◆ **Supplied records**
"""
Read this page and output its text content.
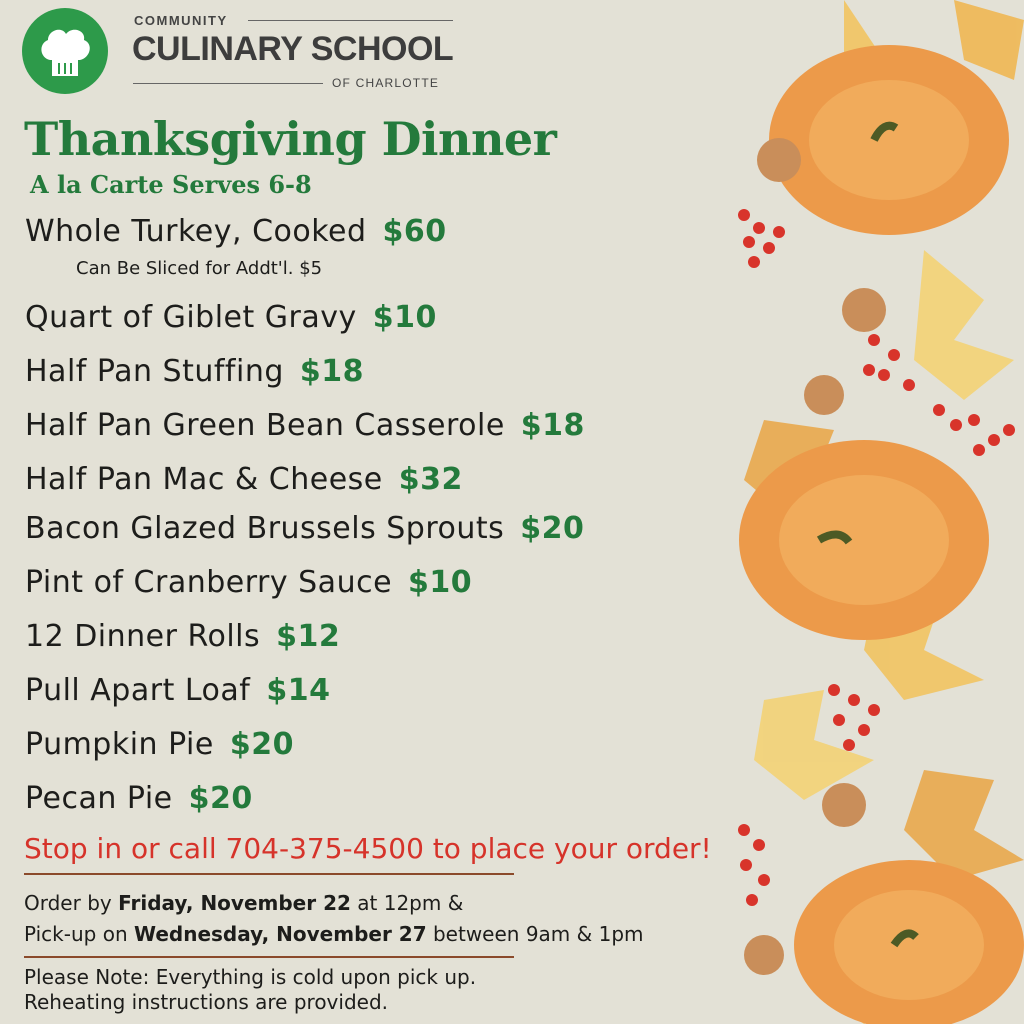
COMMUNITY
CULINARY SCHOOL
OF CHARLOTTE
Thanksgiving Dinner
A la Carte Serves 6-8
Whole Turkey, Cooked $60
Can Be Sliced for Addt'l. $5
Quart of Giblet Gravy $10
Half Pan Stuffing $18
Half Pan Green Bean Casserole $18
Half Pan Mac & Cheese $32
Bacon Glazed Brussels Sprouts $20
Pint of Cranberry Sauce $10
12 Dinner Rolls $12
Pull Apart Loaf $14
Pumpkin Pie $20
Pecan Pie $20
Stop in or call 704-375-4500 to place your order!
Order by Friday, November 22 at 12pm &
Pick-up on Wednesday, November 27 between 9am & 1pm
Please Note: Everything is cold upon pick up.
Reheating instructions are provided.
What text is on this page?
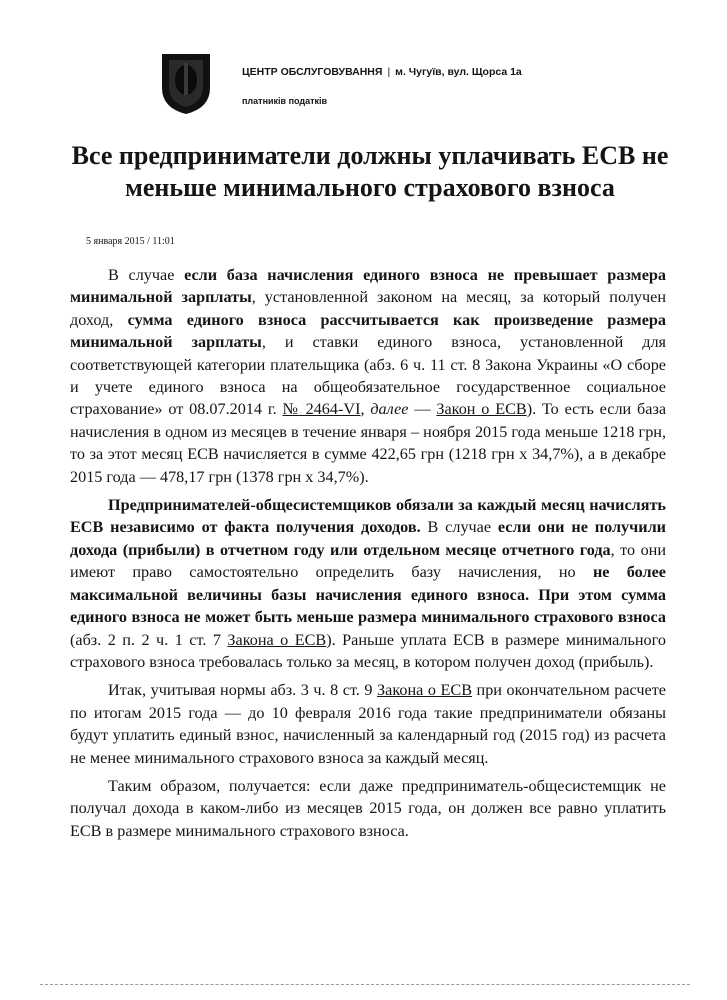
ЦЕНТР ОБСЛУГОВУВАННЯ | м. Чугуїв, вул. Щорса 1а
платників податків
Все предприниматели должны уплачивать ЕСВ не меньше минимального страхового взноса
5 января 2015 / 11:01

В случае если база начисления единого взноса не превышает размера минимальной зарплаты, установленной законом на месяц, за который получен доход, сумма единого взноса рассчитывается как произведение размера минимальной зарплаты, и ставки единого взноса, установленной для соответствующей категории плательщика (абз. 6 ч. 11 ст. 8 Закона Украины «О сборе и учете единого взноса на общеобязательное государственное социальное страхование» от 08.07.2014 г. № 2464-VI, далее — Закон о ЕСВ). То есть если база начисления в одном из месяцев в течение января – ноября 2015 года меньше 1218 грн, то за этот месяц ЕСВ начисляется в сумме 422,65 грн (1218 грн х 34,7%), а в декабре 2015 года — 478,17 грн (1378 грн х 34,7%).

Предпринимателей-общесистемщиков обязали за каждый месяц начислять ЕСВ независимо от факта получения доходов. В случае если они не получили дохода (прибыли) в отчетном году или отдельном месяце отчетного года, то они имеют право самостоятельно определить базу начисления, но не более максимальной величины базы начисления единого взноса. При этом сумма единого взноса не может быть меньше размера минимального страхового взноса (абз. 2 п. 2 ч. 1 ст. 7 Закона о ЕСВ). Раньше уплата ЕСВ в размере минимального страхового взноса требовалась только за месяц, в котором получен доход (прибыль).

Итак, учитывая нормы абз. 3 ч. 8 ст. 9 Закона о ЕСВ при окончательном расчете по итогам 2015 года — до 10 февраля 2016 года такие предприниматели обязаны будут уплатить единый взнос, начисленный за календарный год (2015 год) из расчета не менее минимального страхового взноса за каждый месяц.

Таким образом, получается: если даже предприниматель-общесистемщик не получал дохода в каком-либо из месяцев 2015 года, он должен все равно уплатить ЕСВ в размере минимального страхового взноса.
"""
◆ **Work to be completed**
Respond with nothing but the number of lines in the entries that contain the string "размере".

◆ **Problem solution**
2